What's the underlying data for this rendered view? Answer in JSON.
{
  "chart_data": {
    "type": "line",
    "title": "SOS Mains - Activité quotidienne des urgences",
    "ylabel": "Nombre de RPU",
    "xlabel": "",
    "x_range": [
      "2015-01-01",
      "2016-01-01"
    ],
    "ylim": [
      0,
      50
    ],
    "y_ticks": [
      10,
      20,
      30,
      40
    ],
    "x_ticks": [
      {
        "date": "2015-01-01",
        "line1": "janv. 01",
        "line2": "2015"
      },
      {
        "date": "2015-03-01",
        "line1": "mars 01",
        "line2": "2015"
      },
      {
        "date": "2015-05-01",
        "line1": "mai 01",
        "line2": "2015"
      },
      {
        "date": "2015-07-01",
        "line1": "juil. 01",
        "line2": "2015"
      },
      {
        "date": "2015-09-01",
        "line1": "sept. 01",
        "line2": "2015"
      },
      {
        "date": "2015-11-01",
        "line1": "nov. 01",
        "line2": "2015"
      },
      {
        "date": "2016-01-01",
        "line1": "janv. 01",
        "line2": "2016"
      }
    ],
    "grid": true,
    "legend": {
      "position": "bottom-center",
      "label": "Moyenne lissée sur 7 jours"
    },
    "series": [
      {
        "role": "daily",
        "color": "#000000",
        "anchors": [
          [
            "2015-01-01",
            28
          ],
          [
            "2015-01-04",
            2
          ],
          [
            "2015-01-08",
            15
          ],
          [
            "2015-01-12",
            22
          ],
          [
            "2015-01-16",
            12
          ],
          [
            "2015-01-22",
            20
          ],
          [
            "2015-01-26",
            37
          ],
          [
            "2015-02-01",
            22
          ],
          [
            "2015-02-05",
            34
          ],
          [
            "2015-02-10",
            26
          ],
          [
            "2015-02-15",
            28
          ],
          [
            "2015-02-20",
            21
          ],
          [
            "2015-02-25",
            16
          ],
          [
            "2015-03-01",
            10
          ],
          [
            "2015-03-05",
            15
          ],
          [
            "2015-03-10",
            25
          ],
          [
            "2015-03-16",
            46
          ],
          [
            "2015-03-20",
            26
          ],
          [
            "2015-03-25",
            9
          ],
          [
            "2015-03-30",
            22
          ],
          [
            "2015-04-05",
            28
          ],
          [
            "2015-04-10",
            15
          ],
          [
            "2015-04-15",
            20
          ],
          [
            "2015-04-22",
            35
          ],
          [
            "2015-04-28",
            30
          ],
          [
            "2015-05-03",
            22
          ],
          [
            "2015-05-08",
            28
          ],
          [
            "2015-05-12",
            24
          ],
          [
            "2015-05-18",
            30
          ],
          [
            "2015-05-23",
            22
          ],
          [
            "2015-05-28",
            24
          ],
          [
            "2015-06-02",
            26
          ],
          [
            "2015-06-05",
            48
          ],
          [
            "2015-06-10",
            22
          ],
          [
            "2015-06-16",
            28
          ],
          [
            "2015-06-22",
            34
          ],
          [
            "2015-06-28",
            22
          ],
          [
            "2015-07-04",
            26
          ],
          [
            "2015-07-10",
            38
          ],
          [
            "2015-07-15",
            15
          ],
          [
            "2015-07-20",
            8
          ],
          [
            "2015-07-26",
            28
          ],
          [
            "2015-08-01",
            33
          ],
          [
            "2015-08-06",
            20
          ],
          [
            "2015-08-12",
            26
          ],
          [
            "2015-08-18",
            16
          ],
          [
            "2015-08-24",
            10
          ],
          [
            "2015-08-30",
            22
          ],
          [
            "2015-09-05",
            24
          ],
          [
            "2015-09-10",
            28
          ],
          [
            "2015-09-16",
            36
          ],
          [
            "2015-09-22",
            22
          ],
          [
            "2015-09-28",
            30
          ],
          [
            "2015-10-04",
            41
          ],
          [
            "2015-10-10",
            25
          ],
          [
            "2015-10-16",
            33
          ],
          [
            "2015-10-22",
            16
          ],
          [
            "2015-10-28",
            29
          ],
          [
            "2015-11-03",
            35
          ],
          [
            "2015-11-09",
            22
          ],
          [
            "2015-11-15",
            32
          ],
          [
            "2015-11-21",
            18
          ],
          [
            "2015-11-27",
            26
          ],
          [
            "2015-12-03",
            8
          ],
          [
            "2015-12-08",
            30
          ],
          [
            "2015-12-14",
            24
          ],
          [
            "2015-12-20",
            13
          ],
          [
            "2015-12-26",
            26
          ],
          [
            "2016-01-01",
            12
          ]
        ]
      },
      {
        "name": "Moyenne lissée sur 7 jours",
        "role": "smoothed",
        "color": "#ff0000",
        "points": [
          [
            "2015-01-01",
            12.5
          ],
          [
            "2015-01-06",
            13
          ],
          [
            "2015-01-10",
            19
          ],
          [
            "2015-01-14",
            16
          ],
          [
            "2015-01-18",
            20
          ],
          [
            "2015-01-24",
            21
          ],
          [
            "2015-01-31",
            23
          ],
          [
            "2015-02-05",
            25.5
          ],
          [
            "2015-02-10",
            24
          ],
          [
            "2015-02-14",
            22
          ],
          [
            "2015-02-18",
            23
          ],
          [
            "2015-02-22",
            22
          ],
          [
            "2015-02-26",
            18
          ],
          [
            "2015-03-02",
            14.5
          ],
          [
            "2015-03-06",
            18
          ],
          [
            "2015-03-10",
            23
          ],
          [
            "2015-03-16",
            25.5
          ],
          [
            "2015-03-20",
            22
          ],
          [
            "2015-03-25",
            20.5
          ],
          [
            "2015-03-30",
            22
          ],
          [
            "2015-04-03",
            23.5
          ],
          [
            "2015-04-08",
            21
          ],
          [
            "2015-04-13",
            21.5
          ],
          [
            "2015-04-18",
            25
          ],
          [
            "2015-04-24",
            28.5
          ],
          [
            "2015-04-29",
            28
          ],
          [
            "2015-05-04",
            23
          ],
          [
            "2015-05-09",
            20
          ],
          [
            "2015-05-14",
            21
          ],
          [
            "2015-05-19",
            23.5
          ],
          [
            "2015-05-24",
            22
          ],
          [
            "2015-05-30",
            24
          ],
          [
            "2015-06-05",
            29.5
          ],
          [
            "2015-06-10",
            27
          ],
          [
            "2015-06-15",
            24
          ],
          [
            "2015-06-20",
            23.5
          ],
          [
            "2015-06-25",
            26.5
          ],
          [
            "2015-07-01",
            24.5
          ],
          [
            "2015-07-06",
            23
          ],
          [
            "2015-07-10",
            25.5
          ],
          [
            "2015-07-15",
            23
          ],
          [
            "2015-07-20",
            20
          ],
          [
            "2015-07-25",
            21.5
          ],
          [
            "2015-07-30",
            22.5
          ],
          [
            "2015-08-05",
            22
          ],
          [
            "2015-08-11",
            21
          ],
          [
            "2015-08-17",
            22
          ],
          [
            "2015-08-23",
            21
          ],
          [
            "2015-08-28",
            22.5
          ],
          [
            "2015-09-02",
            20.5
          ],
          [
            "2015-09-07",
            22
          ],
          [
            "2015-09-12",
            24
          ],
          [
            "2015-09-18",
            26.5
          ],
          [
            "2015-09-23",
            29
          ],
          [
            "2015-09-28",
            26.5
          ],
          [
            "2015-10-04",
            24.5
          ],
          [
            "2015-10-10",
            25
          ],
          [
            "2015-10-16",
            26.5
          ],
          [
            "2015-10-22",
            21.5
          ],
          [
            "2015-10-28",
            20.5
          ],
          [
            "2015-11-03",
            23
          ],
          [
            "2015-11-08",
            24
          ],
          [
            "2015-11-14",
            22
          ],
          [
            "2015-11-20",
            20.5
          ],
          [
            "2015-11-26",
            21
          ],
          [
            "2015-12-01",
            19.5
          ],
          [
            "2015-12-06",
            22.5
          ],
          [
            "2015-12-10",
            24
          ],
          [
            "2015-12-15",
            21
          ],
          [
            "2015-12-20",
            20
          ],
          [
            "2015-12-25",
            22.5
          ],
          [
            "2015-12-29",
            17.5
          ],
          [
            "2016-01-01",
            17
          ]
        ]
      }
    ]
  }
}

----------

#### Exercise goal:
Your answer should be a single number: the count of lines in the material above that contain "jours".

#### Exercise answer:
2